** START Stored rows **
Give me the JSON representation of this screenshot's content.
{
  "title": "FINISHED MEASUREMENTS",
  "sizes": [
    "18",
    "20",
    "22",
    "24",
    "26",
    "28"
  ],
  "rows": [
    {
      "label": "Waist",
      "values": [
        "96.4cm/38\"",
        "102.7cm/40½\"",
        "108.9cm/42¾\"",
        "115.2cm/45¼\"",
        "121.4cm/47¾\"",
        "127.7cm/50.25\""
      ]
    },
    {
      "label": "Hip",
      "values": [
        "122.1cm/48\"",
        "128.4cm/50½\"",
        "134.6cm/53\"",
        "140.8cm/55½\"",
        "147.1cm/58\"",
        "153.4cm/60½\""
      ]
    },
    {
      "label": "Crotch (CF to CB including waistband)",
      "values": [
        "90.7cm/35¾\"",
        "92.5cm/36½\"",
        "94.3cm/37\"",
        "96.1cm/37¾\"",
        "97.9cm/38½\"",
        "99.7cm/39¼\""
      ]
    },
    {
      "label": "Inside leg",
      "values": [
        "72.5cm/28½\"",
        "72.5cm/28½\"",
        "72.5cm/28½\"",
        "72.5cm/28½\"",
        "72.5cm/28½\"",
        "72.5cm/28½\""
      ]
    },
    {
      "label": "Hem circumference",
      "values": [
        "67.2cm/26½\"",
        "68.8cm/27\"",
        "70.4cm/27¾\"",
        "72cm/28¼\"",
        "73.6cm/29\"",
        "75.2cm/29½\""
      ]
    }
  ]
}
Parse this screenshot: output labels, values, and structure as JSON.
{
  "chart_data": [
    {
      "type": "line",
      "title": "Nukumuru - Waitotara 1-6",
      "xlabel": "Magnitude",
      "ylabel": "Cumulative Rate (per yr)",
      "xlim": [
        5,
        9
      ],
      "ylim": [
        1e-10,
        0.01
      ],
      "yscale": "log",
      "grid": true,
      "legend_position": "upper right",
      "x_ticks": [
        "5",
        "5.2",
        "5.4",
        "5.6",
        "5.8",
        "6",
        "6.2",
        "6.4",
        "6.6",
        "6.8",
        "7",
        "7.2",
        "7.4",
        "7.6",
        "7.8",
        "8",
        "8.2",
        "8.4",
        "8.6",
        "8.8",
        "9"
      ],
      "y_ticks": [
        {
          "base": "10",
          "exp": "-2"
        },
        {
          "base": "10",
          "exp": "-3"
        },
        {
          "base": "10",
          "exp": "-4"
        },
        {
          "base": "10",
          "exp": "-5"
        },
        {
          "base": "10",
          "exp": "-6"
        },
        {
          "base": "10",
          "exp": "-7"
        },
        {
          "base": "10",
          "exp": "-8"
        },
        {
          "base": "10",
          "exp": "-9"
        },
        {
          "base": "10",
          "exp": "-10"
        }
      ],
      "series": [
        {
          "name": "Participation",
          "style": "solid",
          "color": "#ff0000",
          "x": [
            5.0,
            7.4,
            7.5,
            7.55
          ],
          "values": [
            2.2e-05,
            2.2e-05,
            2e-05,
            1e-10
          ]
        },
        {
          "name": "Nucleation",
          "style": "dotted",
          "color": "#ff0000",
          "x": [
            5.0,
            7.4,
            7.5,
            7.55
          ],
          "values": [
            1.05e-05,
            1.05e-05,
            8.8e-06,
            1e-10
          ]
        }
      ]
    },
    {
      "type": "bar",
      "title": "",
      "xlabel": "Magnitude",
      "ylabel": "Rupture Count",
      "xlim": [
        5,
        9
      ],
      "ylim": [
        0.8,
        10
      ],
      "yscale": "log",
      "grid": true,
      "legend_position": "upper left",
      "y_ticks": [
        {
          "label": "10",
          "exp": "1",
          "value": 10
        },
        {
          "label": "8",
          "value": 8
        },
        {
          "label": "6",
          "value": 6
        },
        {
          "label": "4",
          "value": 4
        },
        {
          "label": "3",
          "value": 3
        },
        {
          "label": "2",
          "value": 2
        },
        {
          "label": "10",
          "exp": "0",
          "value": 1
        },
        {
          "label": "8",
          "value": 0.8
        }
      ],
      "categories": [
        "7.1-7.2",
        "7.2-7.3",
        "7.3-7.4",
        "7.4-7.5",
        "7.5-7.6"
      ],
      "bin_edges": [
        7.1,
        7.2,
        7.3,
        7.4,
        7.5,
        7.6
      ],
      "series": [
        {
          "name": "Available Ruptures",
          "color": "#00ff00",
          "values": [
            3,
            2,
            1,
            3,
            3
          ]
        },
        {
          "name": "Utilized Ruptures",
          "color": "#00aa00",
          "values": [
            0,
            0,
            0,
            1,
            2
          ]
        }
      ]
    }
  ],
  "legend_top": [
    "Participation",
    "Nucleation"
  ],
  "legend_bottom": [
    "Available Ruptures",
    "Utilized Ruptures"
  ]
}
** END Stored rows **
Only the number is wanted: how many lines of the data contain the word "screenshot"?

#### Reply:
2